Task statement ->
Locate each line containing the string "JSON" and copy it out.

Records for this exercise ->
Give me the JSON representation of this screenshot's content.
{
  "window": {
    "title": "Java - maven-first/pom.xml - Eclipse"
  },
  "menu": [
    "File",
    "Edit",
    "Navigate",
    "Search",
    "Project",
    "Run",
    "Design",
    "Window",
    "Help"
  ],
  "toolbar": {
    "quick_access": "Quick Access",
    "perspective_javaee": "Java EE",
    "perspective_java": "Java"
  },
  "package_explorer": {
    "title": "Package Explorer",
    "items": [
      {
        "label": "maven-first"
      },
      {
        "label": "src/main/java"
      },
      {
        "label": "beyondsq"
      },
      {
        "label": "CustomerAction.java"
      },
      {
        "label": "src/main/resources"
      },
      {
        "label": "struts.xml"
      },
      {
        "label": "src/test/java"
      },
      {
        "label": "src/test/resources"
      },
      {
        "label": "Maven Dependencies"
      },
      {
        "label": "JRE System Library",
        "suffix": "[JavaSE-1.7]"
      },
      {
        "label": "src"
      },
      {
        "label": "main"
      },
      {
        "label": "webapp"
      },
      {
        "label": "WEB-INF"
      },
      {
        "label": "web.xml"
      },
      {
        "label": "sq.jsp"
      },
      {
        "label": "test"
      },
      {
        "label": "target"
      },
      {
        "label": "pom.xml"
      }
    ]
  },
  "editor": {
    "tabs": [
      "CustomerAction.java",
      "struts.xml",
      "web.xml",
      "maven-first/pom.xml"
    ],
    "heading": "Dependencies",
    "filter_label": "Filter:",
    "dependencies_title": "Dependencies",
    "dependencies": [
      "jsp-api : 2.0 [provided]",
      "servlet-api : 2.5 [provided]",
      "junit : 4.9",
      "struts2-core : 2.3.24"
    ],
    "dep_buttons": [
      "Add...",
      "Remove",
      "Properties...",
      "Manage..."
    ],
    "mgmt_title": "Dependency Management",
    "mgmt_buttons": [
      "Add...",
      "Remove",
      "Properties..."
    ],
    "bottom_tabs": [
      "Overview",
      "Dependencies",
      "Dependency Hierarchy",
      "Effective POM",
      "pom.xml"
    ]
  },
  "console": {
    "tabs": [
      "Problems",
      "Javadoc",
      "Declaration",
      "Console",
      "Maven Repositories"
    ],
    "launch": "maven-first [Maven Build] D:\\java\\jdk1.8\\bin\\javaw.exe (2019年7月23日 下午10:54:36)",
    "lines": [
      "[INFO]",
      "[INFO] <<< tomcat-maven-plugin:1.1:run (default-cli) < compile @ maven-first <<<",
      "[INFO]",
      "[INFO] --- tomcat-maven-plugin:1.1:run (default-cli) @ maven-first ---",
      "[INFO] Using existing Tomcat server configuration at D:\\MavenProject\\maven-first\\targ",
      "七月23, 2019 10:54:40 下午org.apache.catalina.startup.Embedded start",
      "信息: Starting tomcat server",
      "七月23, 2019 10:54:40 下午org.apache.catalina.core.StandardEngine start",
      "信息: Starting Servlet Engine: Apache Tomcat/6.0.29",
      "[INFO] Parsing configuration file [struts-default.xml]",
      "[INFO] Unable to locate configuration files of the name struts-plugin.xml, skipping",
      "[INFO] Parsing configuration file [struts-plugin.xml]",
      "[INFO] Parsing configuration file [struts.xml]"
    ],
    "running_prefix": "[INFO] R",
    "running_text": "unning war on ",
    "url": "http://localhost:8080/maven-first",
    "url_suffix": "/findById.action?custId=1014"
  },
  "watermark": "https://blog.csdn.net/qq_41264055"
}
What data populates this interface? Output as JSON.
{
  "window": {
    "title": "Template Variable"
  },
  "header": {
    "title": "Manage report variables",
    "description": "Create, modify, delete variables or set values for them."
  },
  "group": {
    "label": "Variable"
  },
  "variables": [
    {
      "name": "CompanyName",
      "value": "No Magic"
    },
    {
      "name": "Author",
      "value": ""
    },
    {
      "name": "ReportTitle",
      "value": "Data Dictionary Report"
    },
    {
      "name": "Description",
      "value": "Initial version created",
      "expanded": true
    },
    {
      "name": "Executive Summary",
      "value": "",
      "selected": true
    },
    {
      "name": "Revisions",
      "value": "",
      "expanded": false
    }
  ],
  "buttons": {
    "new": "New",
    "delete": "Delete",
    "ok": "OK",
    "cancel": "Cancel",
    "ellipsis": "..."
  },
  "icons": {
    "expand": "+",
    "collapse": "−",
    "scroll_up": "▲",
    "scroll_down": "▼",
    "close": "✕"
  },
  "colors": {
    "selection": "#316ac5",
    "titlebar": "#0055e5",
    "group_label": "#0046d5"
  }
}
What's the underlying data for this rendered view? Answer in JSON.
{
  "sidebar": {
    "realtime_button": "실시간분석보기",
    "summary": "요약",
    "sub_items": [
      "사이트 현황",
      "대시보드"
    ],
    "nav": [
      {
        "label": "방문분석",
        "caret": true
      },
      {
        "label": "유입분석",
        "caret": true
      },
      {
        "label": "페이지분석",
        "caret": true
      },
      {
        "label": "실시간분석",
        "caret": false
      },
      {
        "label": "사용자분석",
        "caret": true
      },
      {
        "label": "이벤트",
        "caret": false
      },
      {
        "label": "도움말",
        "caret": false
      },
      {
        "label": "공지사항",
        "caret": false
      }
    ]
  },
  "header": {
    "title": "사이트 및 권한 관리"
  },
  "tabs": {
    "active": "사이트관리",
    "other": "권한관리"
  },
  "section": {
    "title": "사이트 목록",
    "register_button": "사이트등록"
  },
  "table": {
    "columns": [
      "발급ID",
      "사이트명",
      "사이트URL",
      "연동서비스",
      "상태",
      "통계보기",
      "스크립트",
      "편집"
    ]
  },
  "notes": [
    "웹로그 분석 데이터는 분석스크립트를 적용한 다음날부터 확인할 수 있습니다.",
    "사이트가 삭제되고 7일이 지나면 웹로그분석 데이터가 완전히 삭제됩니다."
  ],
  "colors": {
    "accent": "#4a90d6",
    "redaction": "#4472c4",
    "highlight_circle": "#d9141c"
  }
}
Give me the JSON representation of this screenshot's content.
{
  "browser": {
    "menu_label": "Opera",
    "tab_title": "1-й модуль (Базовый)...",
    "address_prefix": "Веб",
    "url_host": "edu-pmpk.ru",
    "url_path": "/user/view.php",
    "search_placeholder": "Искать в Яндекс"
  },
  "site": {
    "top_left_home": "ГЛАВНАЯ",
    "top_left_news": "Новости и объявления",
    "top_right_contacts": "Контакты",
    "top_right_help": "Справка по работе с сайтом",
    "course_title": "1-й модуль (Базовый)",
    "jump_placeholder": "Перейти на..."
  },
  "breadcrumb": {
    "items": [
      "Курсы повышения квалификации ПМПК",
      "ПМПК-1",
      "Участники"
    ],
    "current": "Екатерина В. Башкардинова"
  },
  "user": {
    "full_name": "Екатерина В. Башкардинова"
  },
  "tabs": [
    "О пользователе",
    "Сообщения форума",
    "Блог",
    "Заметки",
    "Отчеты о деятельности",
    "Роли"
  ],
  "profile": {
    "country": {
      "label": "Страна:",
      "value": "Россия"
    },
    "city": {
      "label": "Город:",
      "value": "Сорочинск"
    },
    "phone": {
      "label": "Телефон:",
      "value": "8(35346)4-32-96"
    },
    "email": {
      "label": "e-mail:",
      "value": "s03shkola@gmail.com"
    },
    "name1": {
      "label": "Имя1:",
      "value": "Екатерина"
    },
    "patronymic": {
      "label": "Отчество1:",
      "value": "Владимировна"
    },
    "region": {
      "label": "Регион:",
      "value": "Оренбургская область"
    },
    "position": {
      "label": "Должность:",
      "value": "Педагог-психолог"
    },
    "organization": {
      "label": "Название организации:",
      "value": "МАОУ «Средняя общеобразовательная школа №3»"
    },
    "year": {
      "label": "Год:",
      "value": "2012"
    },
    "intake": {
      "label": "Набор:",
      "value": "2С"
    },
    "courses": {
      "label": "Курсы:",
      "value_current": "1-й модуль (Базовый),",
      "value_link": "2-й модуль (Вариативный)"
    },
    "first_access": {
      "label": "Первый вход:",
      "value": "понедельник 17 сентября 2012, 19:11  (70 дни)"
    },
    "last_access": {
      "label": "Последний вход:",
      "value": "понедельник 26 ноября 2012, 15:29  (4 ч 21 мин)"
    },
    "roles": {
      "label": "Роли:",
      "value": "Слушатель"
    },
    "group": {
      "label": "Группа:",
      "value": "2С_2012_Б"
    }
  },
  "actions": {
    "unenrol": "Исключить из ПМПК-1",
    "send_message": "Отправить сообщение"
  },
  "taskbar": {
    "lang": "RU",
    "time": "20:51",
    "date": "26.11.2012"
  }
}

Result of this task ->
Give me the JSON representation of this screenshot's content.
What data populates this interface? Output as JSON.
What's the underlying data for this rendered view? Answer in JSON.
Give me the JSON representation of this screenshot's content.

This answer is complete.